### Element placement data:
________________________________________

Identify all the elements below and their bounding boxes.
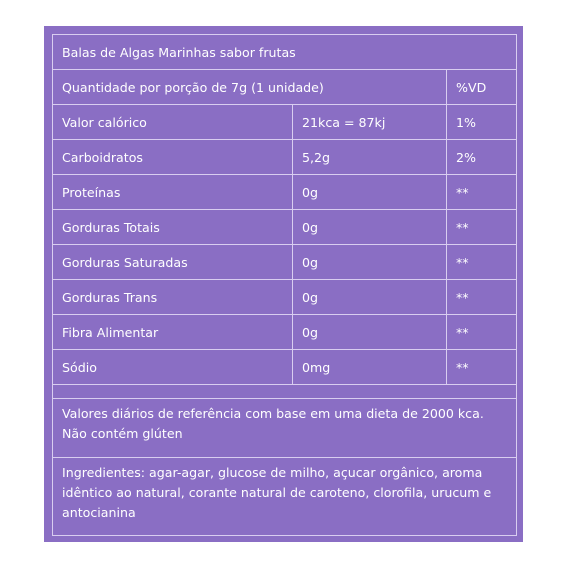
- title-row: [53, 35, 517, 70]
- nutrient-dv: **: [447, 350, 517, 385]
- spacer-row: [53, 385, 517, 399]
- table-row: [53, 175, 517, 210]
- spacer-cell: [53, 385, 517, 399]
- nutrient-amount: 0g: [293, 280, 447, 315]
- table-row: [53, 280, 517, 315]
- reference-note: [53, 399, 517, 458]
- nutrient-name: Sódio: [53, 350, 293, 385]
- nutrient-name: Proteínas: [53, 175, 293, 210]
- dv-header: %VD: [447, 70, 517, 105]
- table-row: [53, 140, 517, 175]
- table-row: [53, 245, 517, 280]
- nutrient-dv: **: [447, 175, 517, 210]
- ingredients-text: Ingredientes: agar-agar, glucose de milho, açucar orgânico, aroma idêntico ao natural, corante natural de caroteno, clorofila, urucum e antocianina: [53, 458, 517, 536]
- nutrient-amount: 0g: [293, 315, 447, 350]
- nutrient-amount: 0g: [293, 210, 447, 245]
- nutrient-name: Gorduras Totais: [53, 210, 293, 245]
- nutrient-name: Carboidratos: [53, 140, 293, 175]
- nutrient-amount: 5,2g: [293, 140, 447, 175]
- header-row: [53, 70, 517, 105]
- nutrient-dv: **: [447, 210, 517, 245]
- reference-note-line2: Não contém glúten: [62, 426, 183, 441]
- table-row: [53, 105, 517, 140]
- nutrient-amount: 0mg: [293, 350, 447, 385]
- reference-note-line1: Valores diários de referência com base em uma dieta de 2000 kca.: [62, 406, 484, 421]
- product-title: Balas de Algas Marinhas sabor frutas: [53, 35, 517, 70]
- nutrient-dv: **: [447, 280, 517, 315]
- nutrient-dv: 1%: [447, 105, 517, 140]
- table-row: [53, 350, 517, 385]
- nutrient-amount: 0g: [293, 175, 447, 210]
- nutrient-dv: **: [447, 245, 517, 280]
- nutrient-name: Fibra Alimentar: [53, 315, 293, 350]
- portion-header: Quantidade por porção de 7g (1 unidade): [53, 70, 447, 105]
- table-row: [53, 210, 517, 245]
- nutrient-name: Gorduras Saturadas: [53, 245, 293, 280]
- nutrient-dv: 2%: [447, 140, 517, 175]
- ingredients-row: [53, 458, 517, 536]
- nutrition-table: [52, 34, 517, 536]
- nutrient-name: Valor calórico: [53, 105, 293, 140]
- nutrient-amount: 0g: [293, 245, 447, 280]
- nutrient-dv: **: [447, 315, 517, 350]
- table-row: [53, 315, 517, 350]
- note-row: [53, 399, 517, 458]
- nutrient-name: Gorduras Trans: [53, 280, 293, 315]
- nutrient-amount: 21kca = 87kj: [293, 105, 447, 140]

________________________________________

### The task:
From the entries above, pull out each line that contains the string "reference" and copy those lines unchanged.

### Exercise response:
- reference-note: [53, 399, 517, 458]
- reference-note-line2: Não contém glúten: [62, 426, 183, 441]
- reference-note-line1: Valores diários de referência com base em uma dieta de 2000 kca.: [62, 406, 484, 421]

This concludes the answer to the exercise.